START RECORDED INFORMATION
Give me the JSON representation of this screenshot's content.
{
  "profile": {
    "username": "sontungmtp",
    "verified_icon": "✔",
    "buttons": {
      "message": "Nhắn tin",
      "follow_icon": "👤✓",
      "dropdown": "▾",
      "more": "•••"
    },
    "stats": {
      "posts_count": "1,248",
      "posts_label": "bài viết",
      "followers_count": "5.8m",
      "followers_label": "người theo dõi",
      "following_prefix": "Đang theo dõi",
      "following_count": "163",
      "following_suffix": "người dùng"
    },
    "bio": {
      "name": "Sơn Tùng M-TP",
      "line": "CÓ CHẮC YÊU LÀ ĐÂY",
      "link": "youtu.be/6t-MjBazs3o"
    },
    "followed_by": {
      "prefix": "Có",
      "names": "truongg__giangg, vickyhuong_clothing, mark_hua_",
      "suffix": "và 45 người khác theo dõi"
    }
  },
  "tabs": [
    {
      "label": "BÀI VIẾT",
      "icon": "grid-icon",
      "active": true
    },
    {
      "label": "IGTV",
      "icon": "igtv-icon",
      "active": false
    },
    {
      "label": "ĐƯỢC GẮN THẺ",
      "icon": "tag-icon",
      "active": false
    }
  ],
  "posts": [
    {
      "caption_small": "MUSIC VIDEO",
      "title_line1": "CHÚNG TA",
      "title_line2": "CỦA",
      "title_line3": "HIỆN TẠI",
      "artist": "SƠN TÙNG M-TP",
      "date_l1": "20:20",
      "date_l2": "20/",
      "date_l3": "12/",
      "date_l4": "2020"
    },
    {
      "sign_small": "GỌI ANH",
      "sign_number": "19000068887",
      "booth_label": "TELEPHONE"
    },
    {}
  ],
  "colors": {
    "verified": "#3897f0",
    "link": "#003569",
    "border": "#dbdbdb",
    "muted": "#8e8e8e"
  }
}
END RECORDED INFORMATION
**TASK TO COMPLETE:** Your task is to reproduce the whole listing exactly.

**FULL ANSWER:**
Give me the JSON representation of this screenshot's content.
{
  "profile": {
    "username": "sontungmtp",
    "verified_icon": "✔",
    "buttons": {
      "message": "Nhắn tin",
      "follow_icon": "👤✓",
      "dropdown": "▾",
      "more": "•••"
    },
    "stats": {
      "posts_count": "1,248",
      "posts_label": "bài viết",
      "followers_count": "5.8m",
      "followers_label": "người theo dõi",
      "following_prefix": "Đang theo dõi",
      "following_count": "163",
      "following_suffix": "người dùng"
    },
    "bio": {
      "name": "Sơn Tùng M-TP",
      "line": "CÓ CHẮC YÊU LÀ ĐÂY",
      "link": "youtu.be/6t-MjBazs3o"
    },
    "followed_by": {
      "prefix": "Có",
      "names": "truongg__giangg, vickyhuong_clothing, mark_hua_",
      "suffix": "và 45 người khác theo dõi"
    }
  },
  "tabs": [
    {
      "label": "BÀI VIẾT",
      "icon": "grid-icon",
      "active": true
    },
    {
      "label": "IGTV",
      "icon": "igtv-icon",
      "active": false
    },
    {
      "label": "ĐƯỢC GẮN THẺ",
      "icon": "tag-icon",
      "active": false
    }
  ],
  "posts": [
    {
      "caption_small": "MUSIC VIDEO",
      "title_line1": "CHÚNG TA",
      "title_line2": "CỦA",
      "title_line3": "HIỆN TẠI",
      "artist": "SƠN TÙNG M-TP",
      "date_l1": "20:20",
      "date_l2": "20/",
      "date_l3": "12/",
      "date_l4": "2020"
    },
    {
      "sign_small": "GỌI ANH",
      "sign_number": "19000068887",
      "booth_label": "TELEPHONE"
    },
    {}
  ],
  "colors": {
    "verified": "#3897f0",
    "link": "#003569",
    "border": "#dbdbdb",
    "muted": "#8e8e8e"
  }
}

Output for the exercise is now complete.